━━ The data

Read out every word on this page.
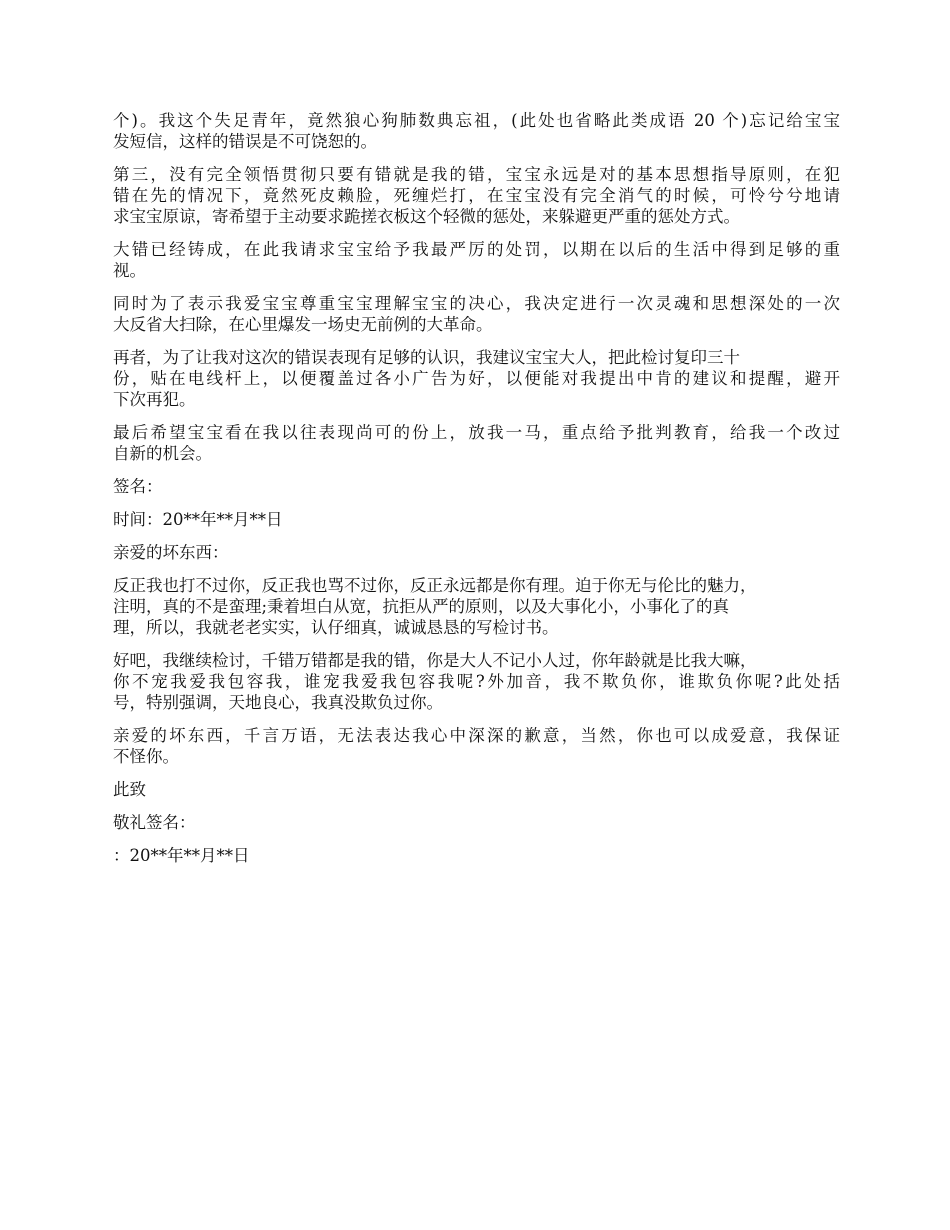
个)。我这个失足青年，竟然狼心狗肺数典忘祖，(此处也省略此类成语 20 个)忘记给宝宝
发短信，这样的错误是不可饶恕的。

第三，没有完全领悟贯彻只要有错就是我的错，宝宝永远是对的基本思想指导原则，在犯
错在先的情况下，竟然死皮赖脸，死缠烂打，在宝宝没有完全消气的时候，可怜兮兮地请
求宝宝原谅，寄希望于主动要求跪搓衣板这个轻微的惩处，来躲避更严重的惩处方式。

大错已经铸成，在此我请求宝宝给予我最严厉的处罚，以期在以后的生活中得到足够的重
视。

同时为了表示我爱宝宝尊重宝宝理解宝宝的决心，我决定进行一次灵魂和思想深处的一次
大反省大扫除，在心里爆发一场史无前例的大革命。

再者，为了让我对这次的错误表现有足够的认识，我建议宝宝大人，把此检讨复印三十
份，贴在电线杆上，以便覆盖过各小广告为好，以便能对我提出中肯的建议和提醒，避开
下次再犯。

最后希望宝宝看在我以往表现尚可的份上，放我一马，重点给予批判教育，给我一个改过
自新的机会。

签名：

时间：20**年**月**日

亲爱的坏东西：

反正我也打不过你，反正我也骂不过你，反正永远都是你有理。迫于你无与伦比的魅力，
注明，真的不是蛮理;秉着坦白从宽，抗拒从严的原则，以及大事化小，小事化了的真
理，所以，我就老老实实，认仔细真，诚诚恳恳的写检讨书。

好吧，我继续检讨，千错万错都是我的错，你是大人不记小人过，你年龄就是比我大嘛，
你不宠我爱我包容我，谁宠我爱我包容我呢?外加音，我不欺负你，谁欺负你呢?此处括
号，特别强调，天地良心，我真没欺负过你。

亲爱的坏东西，千言万语，无法表达我心中深深的歉意，当然，你也可以成爱意，我保证
不怪你。

此致

敬礼签名：

：20**年**月**日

━━━━

__The task__. Write out the entries above word for word. Do not include the pictures.

__Full answer__.
Read out every word on this page.
个)。我这个失足青年，竟然狼心狗肺数典忘祖，(此处也省略此类成语 20 个)忘记给宝宝
发短信，这样的错误是不可饶恕的。

第三，没有完全领悟贯彻只要有错就是我的错，宝宝永远是对的基本思想指导原则，在犯
错在先的情况下，竟然死皮赖脸，死缠烂打，在宝宝没有完全消气的时候，可怜兮兮地请
求宝宝原谅，寄希望于主动要求跪搓衣板这个轻微的惩处，来躲避更严重的惩处方式。

大错已经铸成，在此我请求宝宝给予我最严厉的处罚，以期在以后的生活中得到足够的重
视。

同时为了表示我爱宝宝尊重宝宝理解宝宝的决心，我决定进行一次灵魂和思想深处的一次
大反省大扫除，在心里爆发一场史无前例的大革命。

再者，为了让我对这次的错误表现有足够的认识，我建议宝宝大人，把此检讨复印三十
份，贴在电线杆上，以便覆盖过各小广告为好，以便能对我提出中肯的建议和提醒，避开
下次再犯。

最后希望宝宝看在我以往表现尚可的份上，放我一马，重点给予批判教育，给我一个改过
自新的机会。

签名：

时间：20**年**月**日

亲爱的坏东西：

反正我也打不过你，反正我也骂不过你，反正永远都是你有理。迫于你无与伦比的魅力，
注明，真的不是蛮理;秉着坦白从宽，抗拒从严的原则，以及大事化小，小事化了的真
理，所以，我就老老实实，认仔细真，诚诚恳恳的写检讨书。

好吧，我继续检讨，千错万错都是我的错，你是大人不记小人过，你年龄就是比我大嘛，
你不宠我爱我包容我，谁宠我爱我包容我呢?外加音，我不欺负你，谁欺负你呢?此处括
号，特别强调，天地良心，我真没欺负过你。

亲爱的坏东西，千言万语，无法表达我心中深深的歉意，当然，你也可以成爱意，我保证
不怪你。

此致

敬礼签名：

：20**年**月**日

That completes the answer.